WHAT YOU WILL DO ->
Could you repeat the records below exactly, leaving out any pictures?

Records from a data collection
= = = = = = =
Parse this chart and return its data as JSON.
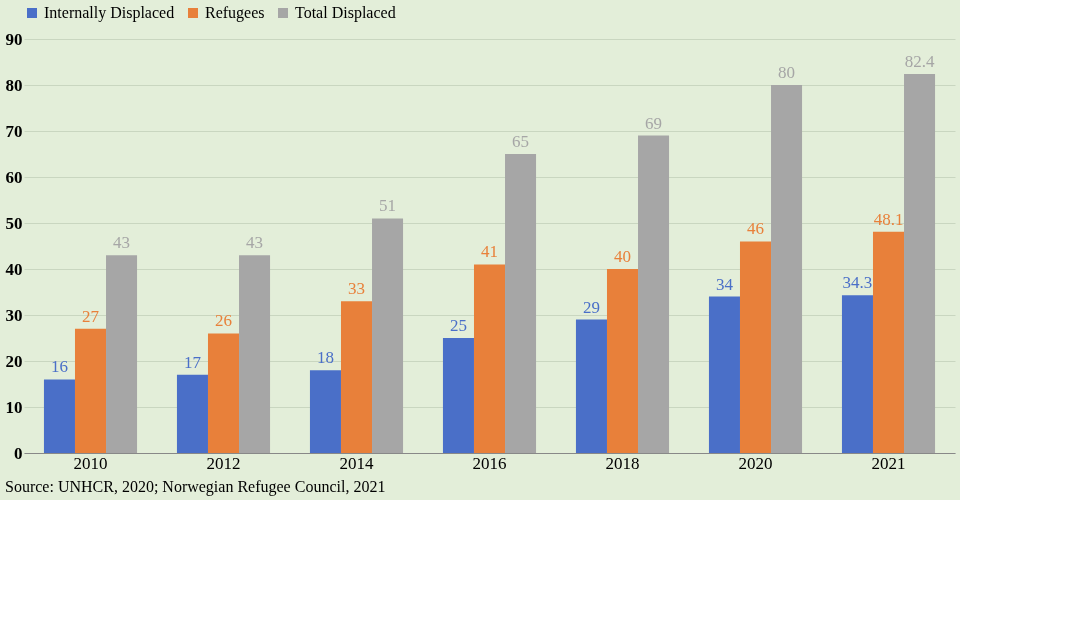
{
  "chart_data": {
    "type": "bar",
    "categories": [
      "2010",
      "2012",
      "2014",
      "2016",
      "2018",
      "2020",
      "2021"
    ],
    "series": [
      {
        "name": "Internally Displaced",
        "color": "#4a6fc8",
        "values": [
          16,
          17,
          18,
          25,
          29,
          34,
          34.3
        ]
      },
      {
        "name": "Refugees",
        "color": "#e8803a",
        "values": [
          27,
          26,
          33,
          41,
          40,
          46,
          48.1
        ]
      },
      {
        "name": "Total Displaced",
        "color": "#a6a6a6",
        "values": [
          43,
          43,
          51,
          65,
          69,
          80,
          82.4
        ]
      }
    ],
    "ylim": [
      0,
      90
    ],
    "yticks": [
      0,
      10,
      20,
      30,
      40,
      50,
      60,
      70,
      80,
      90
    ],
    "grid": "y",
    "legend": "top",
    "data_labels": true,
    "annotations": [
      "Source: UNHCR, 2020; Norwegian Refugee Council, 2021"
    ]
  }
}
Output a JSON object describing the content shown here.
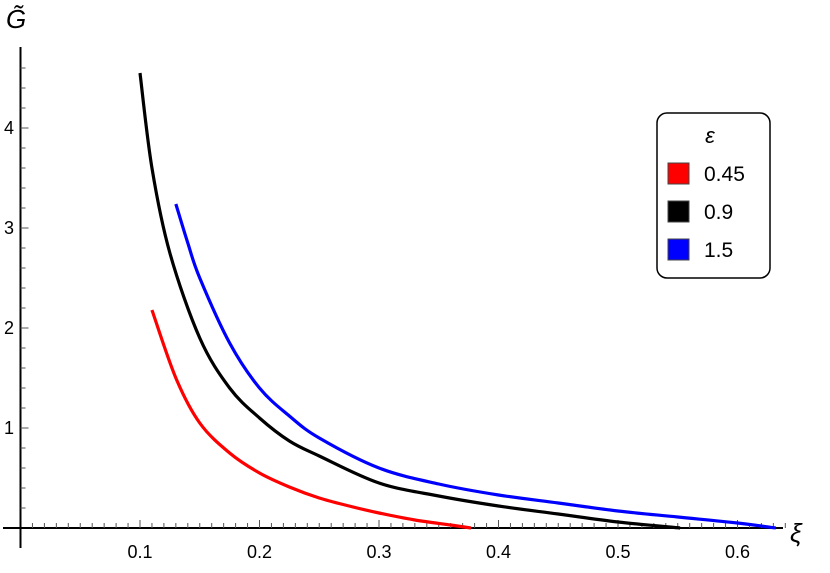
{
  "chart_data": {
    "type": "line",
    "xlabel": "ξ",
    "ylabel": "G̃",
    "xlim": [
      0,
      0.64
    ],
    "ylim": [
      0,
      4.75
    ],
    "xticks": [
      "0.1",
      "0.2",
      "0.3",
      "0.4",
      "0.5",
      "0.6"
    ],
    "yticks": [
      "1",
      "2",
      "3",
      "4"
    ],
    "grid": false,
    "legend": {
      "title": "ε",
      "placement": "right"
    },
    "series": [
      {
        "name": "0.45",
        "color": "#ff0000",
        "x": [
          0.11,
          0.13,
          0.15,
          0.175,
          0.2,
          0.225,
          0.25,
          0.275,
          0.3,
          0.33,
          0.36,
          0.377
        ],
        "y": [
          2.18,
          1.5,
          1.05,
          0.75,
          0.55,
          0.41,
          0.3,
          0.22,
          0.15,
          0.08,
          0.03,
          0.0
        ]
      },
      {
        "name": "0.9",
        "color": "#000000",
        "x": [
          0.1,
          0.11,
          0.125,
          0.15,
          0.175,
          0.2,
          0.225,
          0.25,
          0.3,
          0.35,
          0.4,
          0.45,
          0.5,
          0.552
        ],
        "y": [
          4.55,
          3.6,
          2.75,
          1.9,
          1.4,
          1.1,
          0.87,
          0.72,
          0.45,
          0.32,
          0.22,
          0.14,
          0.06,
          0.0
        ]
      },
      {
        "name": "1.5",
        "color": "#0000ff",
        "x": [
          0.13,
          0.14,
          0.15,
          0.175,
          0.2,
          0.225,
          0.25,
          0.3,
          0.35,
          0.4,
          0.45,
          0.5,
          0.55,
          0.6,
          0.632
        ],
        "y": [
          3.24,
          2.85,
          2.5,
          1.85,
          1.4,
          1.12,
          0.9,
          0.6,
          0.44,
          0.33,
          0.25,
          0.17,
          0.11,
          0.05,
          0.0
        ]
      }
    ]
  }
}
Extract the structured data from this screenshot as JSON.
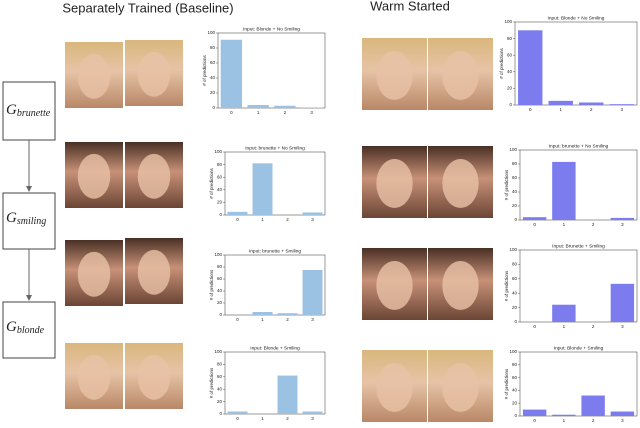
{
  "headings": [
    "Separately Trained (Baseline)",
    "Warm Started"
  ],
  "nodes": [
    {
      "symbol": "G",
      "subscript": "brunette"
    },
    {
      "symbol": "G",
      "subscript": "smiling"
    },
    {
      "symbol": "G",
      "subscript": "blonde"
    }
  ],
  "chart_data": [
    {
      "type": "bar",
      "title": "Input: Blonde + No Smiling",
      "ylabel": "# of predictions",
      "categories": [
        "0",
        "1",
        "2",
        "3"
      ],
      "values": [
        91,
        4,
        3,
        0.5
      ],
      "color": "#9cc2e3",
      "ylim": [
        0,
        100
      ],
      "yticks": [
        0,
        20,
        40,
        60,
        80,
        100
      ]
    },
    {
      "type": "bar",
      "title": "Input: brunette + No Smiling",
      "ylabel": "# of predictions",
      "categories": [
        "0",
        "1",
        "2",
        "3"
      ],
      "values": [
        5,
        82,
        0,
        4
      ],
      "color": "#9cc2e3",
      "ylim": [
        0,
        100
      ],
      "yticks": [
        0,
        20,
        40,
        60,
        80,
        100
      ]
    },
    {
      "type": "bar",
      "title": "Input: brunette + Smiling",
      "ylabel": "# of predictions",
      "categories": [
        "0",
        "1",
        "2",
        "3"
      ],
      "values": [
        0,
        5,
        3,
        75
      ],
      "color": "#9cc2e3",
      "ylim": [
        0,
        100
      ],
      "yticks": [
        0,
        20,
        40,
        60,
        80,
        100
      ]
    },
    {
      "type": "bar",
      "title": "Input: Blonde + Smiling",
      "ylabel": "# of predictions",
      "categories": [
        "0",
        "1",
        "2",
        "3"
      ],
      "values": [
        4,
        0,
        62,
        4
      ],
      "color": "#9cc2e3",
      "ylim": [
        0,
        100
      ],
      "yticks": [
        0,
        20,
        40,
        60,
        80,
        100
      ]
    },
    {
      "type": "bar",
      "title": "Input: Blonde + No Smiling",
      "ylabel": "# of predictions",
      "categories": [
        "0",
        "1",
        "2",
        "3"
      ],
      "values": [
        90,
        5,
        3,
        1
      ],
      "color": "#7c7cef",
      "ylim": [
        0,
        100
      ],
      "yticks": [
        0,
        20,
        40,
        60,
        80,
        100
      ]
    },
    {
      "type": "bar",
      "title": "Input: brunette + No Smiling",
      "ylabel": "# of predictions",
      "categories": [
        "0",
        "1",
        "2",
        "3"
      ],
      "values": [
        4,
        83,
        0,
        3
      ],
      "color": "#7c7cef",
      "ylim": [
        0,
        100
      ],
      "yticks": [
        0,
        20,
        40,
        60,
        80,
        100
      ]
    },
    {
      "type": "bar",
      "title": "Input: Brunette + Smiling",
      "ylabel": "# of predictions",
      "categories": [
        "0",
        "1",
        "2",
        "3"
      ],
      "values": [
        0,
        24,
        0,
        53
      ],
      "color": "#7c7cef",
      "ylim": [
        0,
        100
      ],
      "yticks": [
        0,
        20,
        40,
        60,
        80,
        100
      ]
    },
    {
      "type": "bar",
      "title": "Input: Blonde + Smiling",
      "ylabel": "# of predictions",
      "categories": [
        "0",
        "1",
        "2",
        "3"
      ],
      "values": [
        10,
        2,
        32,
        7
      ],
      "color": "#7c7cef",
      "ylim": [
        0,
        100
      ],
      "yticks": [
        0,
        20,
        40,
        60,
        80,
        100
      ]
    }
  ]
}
= = = = = = =
RIGHT ANSWER ->
Parse this chart and return its data as JSON.
{
  "chart_data": {
    "type": "bar",
    "categories": [
      "2010",
      "2012",
      "2014",
      "2016",
      "2018",
      "2020",
      "2021"
    ],
    "series": [
      {
        "name": "Internally Displaced",
        "color": "#4a6fc8",
        "values": [
          16,
          17,
          18,
          25,
          29,
          34,
          34.3
        ]
      },
      {
        "name": "Refugees",
        "color": "#e8803a",
        "values": [
          27,
          26,
          33,
          41,
          40,
          46,
          48.1
        ]
      },
      {
        "name": "Total Displaced",
        "color": "#a6a6a6",
        "values": [
          43,
          43,
          51,
          65,
          69,
          80,
          82.4
        ]
      }
    ],
    "ylim": [
      0,
      90
    ],
    "yticks": [
      0,
      10,
      20,
      30,
      40,
      50,
      60,
      70,
      80,
      90
    ],
    "grid": "y",
    "legend": "top",
    "data_labels": true,
    "annotations": [
      "Source: UNHCR, 2020; Norwegian Refugee Council, 2021"
    ]
  }
}
Output a JSON object describing the content shown here.
{
  "chart_data": {
    "type": "line",
    "xlabel": "ξ",
    "ylabel": "G̃",
    "xlim": [
      0,
      0.64
    ],
    "ylim": [
      0,
      4.75
    ],
    "xticks": [
      "0.1",
      "0.2",
      "0.3",
      "0.4",
      "0.5",
      "0.6"
    ],
    "yticks": [
      "1",
      "2",
      "3",
      "4"
    ],
    "grid": false,
    "legend": {
      "title": "ε",
      "placement": "right"
    },
    "series": [
      {
        "name": "0.45",
        "color": "#ff0000",
        "x": [
          0.11,
          0.13,
          0.15,
          0.175,
          0.2,
          0.225,
          0.25,
          0.275,
          0.3,
          0.33,
          0.36,
          0.377
        ],
        "y": [
          2.18,
          1.5,
          1.05,
          0.75,
          0.55,
          0.41,
          0.3,
          0.22,
          0.15,
          0.08,
          0.03,
          0.0
        ]
      },
      {
        "name": "0.9",
        "color": "#000000",
        "x": [
          0.1,
          0.11,
          0.125,
          0.15,
          0.175,
          0.2,
          0.225,
          0.25,
          0.3,
          0.35,
          0.4,
          0.45,
          0.5,
          0.552
        ],
        "y": [
          4.55,
          3.6,
          2.75,
          1.9,
          1.4,
          1.1,
          0.87,
          0.72,
          0.45,
          0.32,
          0.22,
          0.14,
          0.06,
          0.0
        ]
      },
      {
        "name": "1.5",
        "color": "#0000ff",
        "x": [
          0.13,
          0.14,
          0.15,
          0.175,
          0.2,
          0.225,
          0.25,
          0.3,
          0.35,
          0.4,
          0.45,
          0.5,
          0.55,
          0.6,
          0.632
        ],
        "y": [
          3.24,
          2.85,
          2.5,
          1.85,
          1.4,
          1.12,
          0.9,
          0.6,
          0.44,
          0.33,
          0.25,
          0.17,
          0.11,
          0.05,
          0.0
        ]
      }
    ]
  }
}
Extract the structured data from this screenshot as JSON.
{
  "headings": [
    "Separately Trained (Baseline)",
    "Warm Started"
  ],
  "nodes": [
    {
      "symbol": "G",
      "subscript": "brunette"
    },
    {
      "symbol": "G",
      "subscript": "smiling"
    },
    {
      "symbol": "G",
      "subscript": "blonde"
    }
  ],
  "chart_data": [
    {
      "type": "bar",
      "title": "Input: Blonde + No Smiling",
      "ylabel": "# of predictions",
      "categories": [
        "0",
        "1",
        "2",
        "3"
      ],
      "values": [
        91,
        4,
        3,
        0.5
      ],
      "color": "#9cc2e3",
      "ylim": [
        0,
        100
      ],
      "yticks": [
        0,
        20,
        40,
        60,
        80,
        100
      ]
    },
    {
      "type": "bar",
      "title": "Input: brunette + No Smiling",
      "ylabel": "# of predictions",
      "categories": [
        "0",
        "1",
        "2",
        "3"
      ],
      "values": [
        5,
        82,
        0,
        4
      ],
      "color": "#9cc2e3",
      "ylim": [
        0,
        100
      ],
      "yticks": [
        0,
        20,
        40,
        60,
        80,
        100
      ]
    },
    {
      "type": "bar",
      "title": "Input: brunette + Smiling",
      "ylabel": "# of predictions",
      "categories": [
        "0",
        "1",
        "2",
        "3"
      ],
      "values": [
        0,
        5,
        3,
        75
      ],
      "color": "#9cc2e3",
      "ylim": [
        0,
        100
      ],
      "yticks": [
        0,
        20,
        40,
        60,
        80,
        100
      ]
    },
    {
      "type": "bar",
      "title": "Input: Blonde + Smiling",
      "ylabel": "# of predictions",
      "categories": [
        "0",
        "1",
        "2",
        "3"
      ],
      "values": [
        4,
        0,
        62,
        4
      ],
      "color": "#9cc2e3",
      "ylim": [
        0,
        100
      ],
      "yticks": [
        0,
        20,
        40,
        60,
        80,
        100
      ]
    },
    {
      "type": "bar",
      "title": "Input: Blonde + No Smiling",
      "ylabel": "# of predictions",
      "categories": [
        "0",
        "1",
        "2",
        "3"
      ],
      "values": [
        90,
        5,
        3,
        1
      ],
      "color": "#7c7cef",
      "ylim": [
        0,
        100
      ],
      "yticks": [
        0,
        20,
        40,
        60,
        80,
        100
      ]
    },
    {
      "type": "bar",
      "title": "Input: brunette + No Smiling",
      "ylabel": "# of predictions",
      "categories": [
        "0",
        "1",
        "2",
        "3"
      ],
      "values": [
        4,
        83,
        0,
        3
      ],
      "color": "#7c7cef",
      "ylim": [
        0,
        100
      ],
      "yticks": [
        0,
        20,
        40,
        60,
        80,
        100
      ]
    },
    {
      "type": "bar",
      "title": "Input: Brunette + Smiling",
      "ylabel": "# of predictions",
      "categories": [
        "0",
        "1",
        "2",
        "3"
      ],
      "values": [
        0,
        24,
        0,
        53
      ],
      "color": "#7c7cef",
      "ylim": [
        0,
        100
      ],
      "yticks": [
        0,
        20,
        40,
        60,
        80,
        100
      ]
    },
    {
      "type": "bar",
      "title": "Input: Blonde + Smiling",
      "ylabel": "# of predictions",
      "categories": [
        "0",
        "1",
        "2",
        "3"
      ],
      "values": [
        10,
        2,
        32,
        7
      ],
      "color": "#7c7cef",
      "ylim": [
        0,
        100
      ],
      "yticks": [
        0,
        20,
        40,
        60,
        80,
        100
      ]
    }
  ]
}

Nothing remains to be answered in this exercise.